start
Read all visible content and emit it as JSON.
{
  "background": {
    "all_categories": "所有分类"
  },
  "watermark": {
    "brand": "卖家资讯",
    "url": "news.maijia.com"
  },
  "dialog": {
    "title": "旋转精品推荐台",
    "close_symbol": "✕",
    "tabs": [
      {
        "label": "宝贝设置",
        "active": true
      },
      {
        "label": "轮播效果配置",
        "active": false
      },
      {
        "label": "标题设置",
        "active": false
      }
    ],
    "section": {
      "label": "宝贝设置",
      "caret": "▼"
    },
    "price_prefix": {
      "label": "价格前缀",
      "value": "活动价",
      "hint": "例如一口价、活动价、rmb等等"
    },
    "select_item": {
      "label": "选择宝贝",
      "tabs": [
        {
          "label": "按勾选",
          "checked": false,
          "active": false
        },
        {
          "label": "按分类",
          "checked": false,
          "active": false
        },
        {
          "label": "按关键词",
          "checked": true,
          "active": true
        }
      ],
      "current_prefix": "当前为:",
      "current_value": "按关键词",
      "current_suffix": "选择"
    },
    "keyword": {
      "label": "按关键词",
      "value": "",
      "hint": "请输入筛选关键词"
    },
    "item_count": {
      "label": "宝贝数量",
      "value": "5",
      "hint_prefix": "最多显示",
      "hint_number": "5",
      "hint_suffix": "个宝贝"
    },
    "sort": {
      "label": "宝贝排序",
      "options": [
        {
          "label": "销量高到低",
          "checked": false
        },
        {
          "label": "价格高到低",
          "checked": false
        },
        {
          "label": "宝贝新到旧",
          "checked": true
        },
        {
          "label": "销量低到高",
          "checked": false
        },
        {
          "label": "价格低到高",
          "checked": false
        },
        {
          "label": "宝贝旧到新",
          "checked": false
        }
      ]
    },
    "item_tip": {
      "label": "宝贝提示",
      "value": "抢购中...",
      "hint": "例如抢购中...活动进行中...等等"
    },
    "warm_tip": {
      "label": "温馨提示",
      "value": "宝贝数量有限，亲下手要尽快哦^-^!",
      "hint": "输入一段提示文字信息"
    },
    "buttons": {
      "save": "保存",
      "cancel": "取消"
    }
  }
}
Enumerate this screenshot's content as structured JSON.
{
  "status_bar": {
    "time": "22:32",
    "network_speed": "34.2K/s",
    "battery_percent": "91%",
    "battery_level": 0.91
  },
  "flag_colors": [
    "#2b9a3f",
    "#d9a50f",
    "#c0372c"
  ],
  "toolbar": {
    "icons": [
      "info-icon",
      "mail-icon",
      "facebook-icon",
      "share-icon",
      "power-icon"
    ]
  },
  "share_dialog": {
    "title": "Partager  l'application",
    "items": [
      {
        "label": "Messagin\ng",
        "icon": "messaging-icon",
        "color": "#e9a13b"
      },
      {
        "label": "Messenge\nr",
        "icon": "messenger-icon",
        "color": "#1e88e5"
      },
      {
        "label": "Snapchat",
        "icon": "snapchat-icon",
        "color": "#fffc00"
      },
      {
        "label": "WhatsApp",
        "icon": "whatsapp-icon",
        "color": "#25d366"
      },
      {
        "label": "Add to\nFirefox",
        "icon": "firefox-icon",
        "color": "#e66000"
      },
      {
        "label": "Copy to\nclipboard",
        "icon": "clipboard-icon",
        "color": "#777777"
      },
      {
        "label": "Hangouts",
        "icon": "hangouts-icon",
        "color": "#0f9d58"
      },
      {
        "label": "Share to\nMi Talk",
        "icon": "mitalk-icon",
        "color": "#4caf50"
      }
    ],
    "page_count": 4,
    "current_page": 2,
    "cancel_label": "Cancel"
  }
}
end
» **What needs to be done**:
Write out the records above again, keeping each one identical to the original.

» **Answer to this exercise**:
Read all visible content and emit it as JSON.
{
  "background": {
    "all_categories": "所有分类"
  },
  "watermark": {
    "brand": "卖家资讯",
    "url": "news.maijia.com"
  },
  "dialog": {
    "title": "旋转精品推荐台",
    "close_symbol": "✕",
    "tabs": [
      {
        "label": "宝贝设置",
        "active": true
      },
      {
        "label": "轮播效果配置",
        "active": false
      },
      {
        "label": "标题设置",
        "active": false
      }
    ],
    "section": {
      "label": "宝贝设置",
      "caret": "▼"
    },
    "price_prefix": {
      "label": "价格前缀",
      "value": "活动价",
      "hint": "例如一口价、活动价、rmb等等"
    },
    "select_item": {
      "label": "选择宝贝",
      "tabs": [
        {
          "label": "按勾选",
          "checked": false,
          "active": false
        },
        {
          "label": "按分类",
          "checked": false,
          "active": false
        },
        {
          "label": "按关键词",
          "checked": true,
          "active": true
        }
      ],
      "current_prefix": "当前为:",
      "current_value": "按关键词",
      "current_suffix": "选择"
    },
    "keyword": {
      "label": "按关键词",
      "value": "",
      "hint": "请输入筛选关键词"
    },
    "item_count": {
      "label": "宝贝数量",
      "value": "5",
      "hint_prefix": "最多显示",
      "hint_number": "5",
      "hint_suffix": "个宝贝"
    },
    "sort": {
      "label": "宝贝排序",
      "options": [
        {
          "label": "销量高到低",
          "checked": false
        },
        {
          "label": "价格高到低",
          "checked": false
        },
        {
          "label": "宝贝新到旧",
          "checked": true
        },
        {
          "label": "销量低到高",
          "checked": false
        },
        {
          "label": "价格低到高",
          "checked": false
        },
        {
          "label": "宝贝旧到新",
          "checked": false
        }
      ]
    },
    "item_tip": {
      "label": "宝贝提示",
      "value": "抢购中...",
      "hint": "例如抢购中...活动进行中...等等"
    },
    "warm_tip": {
      "label": "温馨提示",
      "value": "宝贝数量有限，亲下手要尽快哦^-^!",
      "hint": "输入一段提示文字信息"
    },
    "buttons": {
      "save": "保存",
      "cancel": "取消"
    }
  }
}
Enumerate this screenshot's content as structured JSON.
{
  "status_bar": {
    "time": "22:32",
    "network_speed": "34.2K/s",
    "battery_percent": "91%",
    "battery_level": 0.91
  },
  "flag_colors": [
    "#2b9a3f",
    "#d9a50f",
    "#c0372c"
  ],
  "toolbar": {
    "icons": [
      "info-icon",
      "mail-icon",
      "facebook-icon",
      "share-icon",
      "power-icon"
    ]
  },
  "share_dialog": {
    "title": "Partager  l'application",
    "items": [
      {
        "label": "Messagin\ng",
        "icon": "messaging-icon",
        "color": "#e9a13b"
      },
      {
        "label": "Messenge\nr",
        "icon": "messenger-icon",
        "color": "#1e88e5"
      },
      {
        "label": "Snapchat",
        "icon": "snapchat-icon",
        "color": "#fffc00"
      },
      {
        "label": "WhatsApp",
        "icon": "whatsapp-icon",
        "color": "#25d366"
      },
      {
        "label": "Add to\nFirefox",
        "icon": "firefox-icon",
        "color": "#e66000"
      },
      {
        "label": "Copy to\nclipboard",
        "icon": "clipboard-icon",
        "color": "#777777"
      },
      {
        "label": "Hangouts",
        "icon": "hangouts-icon",
        "color": "#0f9d58"
      },
      {
        "label": "Share to\nMi Talk",
        "icon": "mitalk-icon",
        "color": "#4caf50"
      }
    ],
    "page_count": 4,
    "current_page": 2,
    "cancel_label": "Cancel"
  }
}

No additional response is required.